[Saved entries]
====
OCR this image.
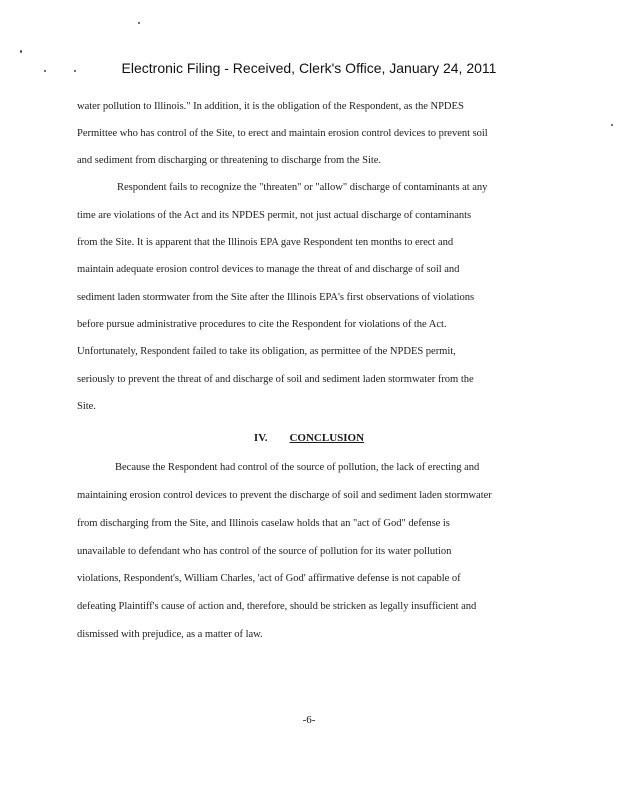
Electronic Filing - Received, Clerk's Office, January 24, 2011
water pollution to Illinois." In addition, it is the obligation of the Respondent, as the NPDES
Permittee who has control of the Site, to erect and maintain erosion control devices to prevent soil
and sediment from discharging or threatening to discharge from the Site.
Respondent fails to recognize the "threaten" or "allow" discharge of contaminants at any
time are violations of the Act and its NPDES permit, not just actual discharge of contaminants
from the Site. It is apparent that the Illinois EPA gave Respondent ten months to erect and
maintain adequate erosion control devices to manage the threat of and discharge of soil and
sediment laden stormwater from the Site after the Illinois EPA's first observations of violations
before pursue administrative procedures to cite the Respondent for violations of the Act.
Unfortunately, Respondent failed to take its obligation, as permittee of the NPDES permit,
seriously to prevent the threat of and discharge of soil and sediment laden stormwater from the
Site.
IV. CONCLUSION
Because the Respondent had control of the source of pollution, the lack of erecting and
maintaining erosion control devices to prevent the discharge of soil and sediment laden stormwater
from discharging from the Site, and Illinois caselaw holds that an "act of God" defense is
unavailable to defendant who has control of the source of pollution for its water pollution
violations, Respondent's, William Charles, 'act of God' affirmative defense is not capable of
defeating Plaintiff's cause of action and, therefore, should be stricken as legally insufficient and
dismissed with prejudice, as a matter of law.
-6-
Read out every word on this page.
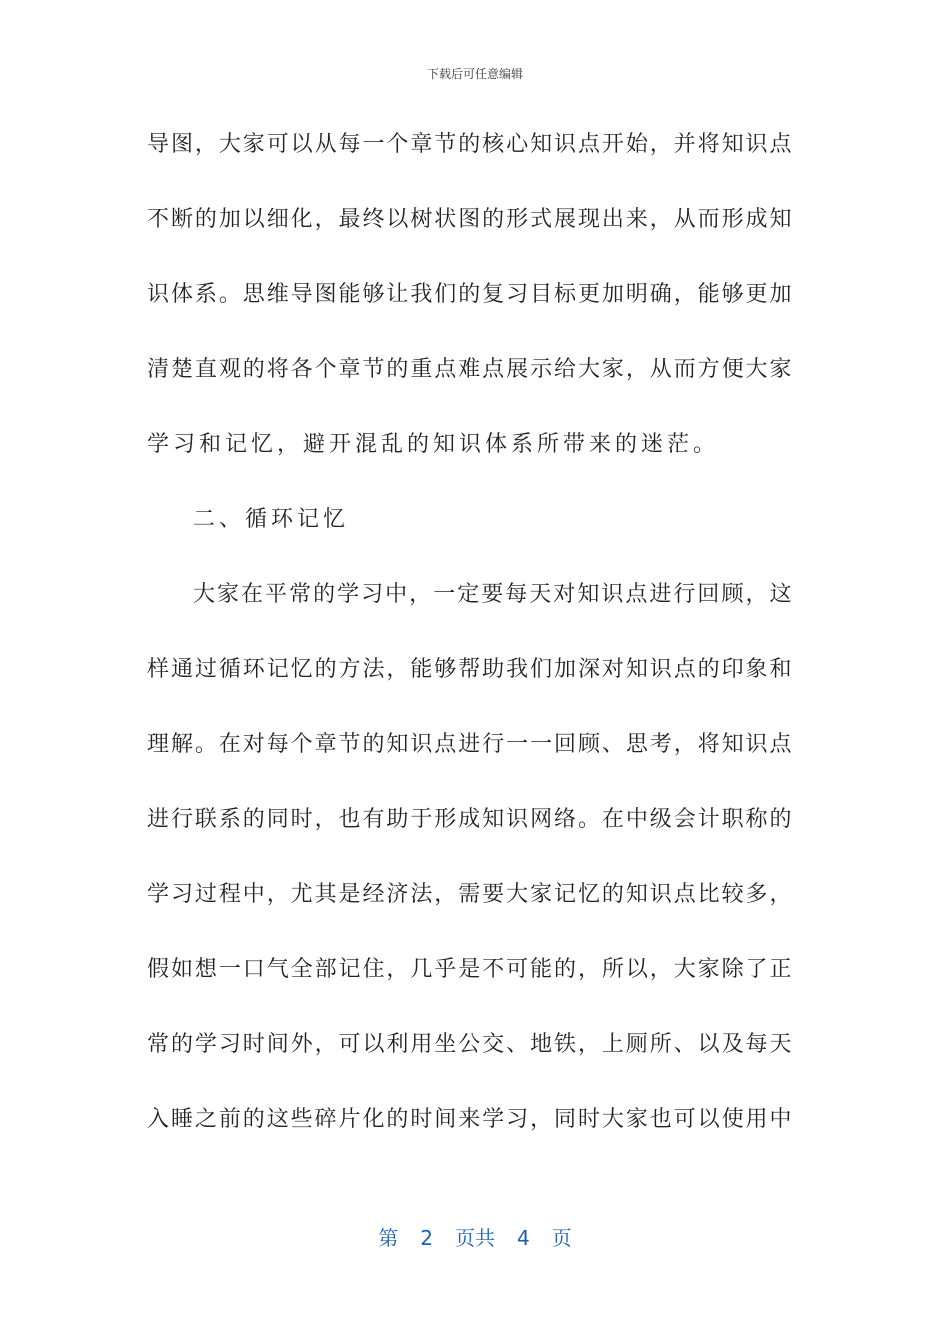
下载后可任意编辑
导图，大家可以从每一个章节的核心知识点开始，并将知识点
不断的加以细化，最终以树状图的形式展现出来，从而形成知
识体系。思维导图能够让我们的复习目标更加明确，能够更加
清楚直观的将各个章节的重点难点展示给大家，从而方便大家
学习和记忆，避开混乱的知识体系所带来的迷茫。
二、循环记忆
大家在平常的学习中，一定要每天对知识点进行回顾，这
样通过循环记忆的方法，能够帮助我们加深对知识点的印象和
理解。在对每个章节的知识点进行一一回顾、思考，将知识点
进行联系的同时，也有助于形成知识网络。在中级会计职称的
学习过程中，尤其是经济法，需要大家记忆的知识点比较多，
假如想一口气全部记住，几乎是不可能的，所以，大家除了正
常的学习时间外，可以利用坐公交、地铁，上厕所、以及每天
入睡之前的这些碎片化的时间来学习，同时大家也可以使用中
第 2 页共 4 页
====
▶ Request: The records are above. How many lines in them contain the word "prevent"? Give the number alone.

▶ Complete answer: 3